■ Alıntılanan metin ■
------------------------
İstanbul’da tartıştığı karısı Kudret K.’yi silahla vurarak öldürmek suçundan yargılanan F.K. isimli erkek hakkında 18 Ocak’ta savcı mütalaa verdi. Erkek hakkında, "eşini kasten öldürme" suçundan ağırlaştırılmış müebbet, "ruhsatsız silah kullanma" suçundan da 1 yıldan 3 yıla kadar hapis cezası talep edildi.
Ankara’da eski karısı Pelin Ceylan'ı (47) tabancayla öldüren tutuklu sanık M.E.’ye 18 Ocak’ta ağırlaştırılmış müebbet hapis cezası verildi.
Konya'da boşanma aşamasındaki karısı Ebru G.’yi sokakta silahla vurarak öldüren Y.G.’ye “eşe karşı tasarlayarak kasten öldürme” suçundan 19 Ocak’ta ağırlaştırılmış müebbet hapis cezası verildi.
Mersin’de sevgilisi Esra Asena Temir’i (27) darp ederek öldürdüğü suçlamasıyla M.B. (28) isimli erkeğin yargılandığı dava 23 Ocak’ta başladı. Erkek savunmasında, "bana saldırmalarından korkmuştum" dedi. Erkeğin tutukluluk halinin devamına karar verildi, duruşma ertelendi.
Antalya’da karısı Saibe A.’yı keserle vurarak öldürdüğü suçuyla yargılanan E.A. hakkında iddianame hazırlandı. Erkek hakkında ağırlaştırılmış müebbet hapis cezası talep edildi.
------------------------
■ Verilen öğeler ■
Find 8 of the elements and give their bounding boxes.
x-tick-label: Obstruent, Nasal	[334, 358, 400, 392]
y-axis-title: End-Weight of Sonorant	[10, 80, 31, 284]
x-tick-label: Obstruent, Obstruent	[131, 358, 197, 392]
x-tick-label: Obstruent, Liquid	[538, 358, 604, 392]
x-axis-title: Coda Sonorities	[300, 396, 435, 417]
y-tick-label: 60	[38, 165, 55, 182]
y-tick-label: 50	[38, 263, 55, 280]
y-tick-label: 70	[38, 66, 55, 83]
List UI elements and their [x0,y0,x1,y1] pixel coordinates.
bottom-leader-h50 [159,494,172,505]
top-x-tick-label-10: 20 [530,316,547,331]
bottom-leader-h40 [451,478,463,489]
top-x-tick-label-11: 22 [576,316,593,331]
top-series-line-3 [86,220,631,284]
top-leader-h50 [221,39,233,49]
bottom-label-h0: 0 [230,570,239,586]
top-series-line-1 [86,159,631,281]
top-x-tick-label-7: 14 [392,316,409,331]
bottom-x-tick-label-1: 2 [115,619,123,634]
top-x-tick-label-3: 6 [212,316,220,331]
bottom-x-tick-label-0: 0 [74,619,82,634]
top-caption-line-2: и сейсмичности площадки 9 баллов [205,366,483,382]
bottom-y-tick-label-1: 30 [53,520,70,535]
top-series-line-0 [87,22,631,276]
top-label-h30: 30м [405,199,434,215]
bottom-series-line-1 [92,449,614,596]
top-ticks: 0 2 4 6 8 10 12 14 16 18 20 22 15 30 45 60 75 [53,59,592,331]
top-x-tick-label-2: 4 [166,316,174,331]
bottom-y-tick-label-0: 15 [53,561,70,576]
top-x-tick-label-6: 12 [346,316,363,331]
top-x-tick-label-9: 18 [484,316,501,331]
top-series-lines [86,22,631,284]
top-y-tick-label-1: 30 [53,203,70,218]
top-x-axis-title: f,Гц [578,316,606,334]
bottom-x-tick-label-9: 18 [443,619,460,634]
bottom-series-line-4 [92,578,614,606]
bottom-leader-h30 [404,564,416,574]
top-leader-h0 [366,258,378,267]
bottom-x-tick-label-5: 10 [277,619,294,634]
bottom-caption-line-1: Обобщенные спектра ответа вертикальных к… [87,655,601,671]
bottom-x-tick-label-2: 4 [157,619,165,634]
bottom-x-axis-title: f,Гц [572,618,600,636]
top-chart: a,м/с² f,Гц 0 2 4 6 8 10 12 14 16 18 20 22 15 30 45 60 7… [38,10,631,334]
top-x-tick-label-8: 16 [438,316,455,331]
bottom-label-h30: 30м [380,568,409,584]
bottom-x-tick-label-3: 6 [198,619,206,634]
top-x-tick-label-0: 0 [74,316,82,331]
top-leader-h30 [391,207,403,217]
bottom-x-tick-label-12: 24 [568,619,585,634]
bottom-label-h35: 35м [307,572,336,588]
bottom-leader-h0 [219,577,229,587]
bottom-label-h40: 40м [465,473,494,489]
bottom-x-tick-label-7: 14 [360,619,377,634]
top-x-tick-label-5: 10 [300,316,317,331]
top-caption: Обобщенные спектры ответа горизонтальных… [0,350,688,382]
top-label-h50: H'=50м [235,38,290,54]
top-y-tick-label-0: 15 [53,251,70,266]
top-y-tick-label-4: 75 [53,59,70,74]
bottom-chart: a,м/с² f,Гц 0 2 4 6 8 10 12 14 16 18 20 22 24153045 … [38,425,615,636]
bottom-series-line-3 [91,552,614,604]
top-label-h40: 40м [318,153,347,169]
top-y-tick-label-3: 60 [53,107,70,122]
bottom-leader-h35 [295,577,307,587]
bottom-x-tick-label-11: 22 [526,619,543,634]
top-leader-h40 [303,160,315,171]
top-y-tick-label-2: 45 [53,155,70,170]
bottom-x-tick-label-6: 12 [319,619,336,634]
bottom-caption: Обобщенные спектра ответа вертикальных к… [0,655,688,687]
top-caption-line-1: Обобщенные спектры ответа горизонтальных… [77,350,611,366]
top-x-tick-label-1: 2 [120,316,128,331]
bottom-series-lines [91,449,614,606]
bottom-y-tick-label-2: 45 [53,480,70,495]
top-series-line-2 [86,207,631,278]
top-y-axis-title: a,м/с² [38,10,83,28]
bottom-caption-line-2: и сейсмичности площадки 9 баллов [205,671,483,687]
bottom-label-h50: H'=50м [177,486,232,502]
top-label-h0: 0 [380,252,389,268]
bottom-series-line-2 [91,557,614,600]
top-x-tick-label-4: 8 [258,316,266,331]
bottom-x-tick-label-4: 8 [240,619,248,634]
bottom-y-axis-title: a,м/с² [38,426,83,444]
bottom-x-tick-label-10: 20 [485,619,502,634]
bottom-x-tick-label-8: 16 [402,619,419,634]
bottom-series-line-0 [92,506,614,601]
------------------------
■ Alıştırmanın amacı ■
Kadın cinayeti davalarını aktaran metni son cümlesinin ardından sürdürür müsünüz? Öğeler başka bir kaynaktan alınmıştır.

■ Yazılı yanıt ■
Karabük'te, bir çayda cesedi bulunan Gabon vatandaşı Jeannah Danys Dinabongho Ibouanga (17) isimli kızın ölümüne ilişkin D.A. isimli erkeğin tutuklu yargılandığı dava 24 Ocak’ta devam etti. Mahkeme heyeti, kız çocuğunun ölü bulunduğu çayda keşif yapılmasına karar verdi. Erkeğin tutukluluk halinin devamına karar verildi, duruşma ertelendi.
Kocaeli'de karısı Ayşe P.’yi bıçaklayarak öldüren H.P.’ye "eşe karşı kasten öldürme" suçundan 25 Ocak’ta ağırlaştırılmış müebbet hapis cezası verildi.
Eskişehir’de karısı Elena Samsanova’yı (55) bıçaklayarak öldüren ve ağırlaştırılmış müebbet hapis talebiyle yargılanan A.S.’nin (50) yargılandığı dava 25 Ocak’ta devam etti. Mahkeme heyeti, kadına ait whatsapp konuşmaları hakkında gelen raporun incelenmesi için ek süre verdi. Duruşma 15 Şubat’a ertelendi.
İstanbul’da töre saikiyle sokakta silahla vurularak öldürülen Hatice H. (31) cinayetinde 28 Ocak’ta karar çıktı. Erkek kardeşler A.H., İ.H., ve M.H.’ye müebbet hapis cezası verildi. Annesi M.H., babası M.H. ile kardeşlerinin eşleri A.H. ile A.H. isimli kadınlar beraat etti.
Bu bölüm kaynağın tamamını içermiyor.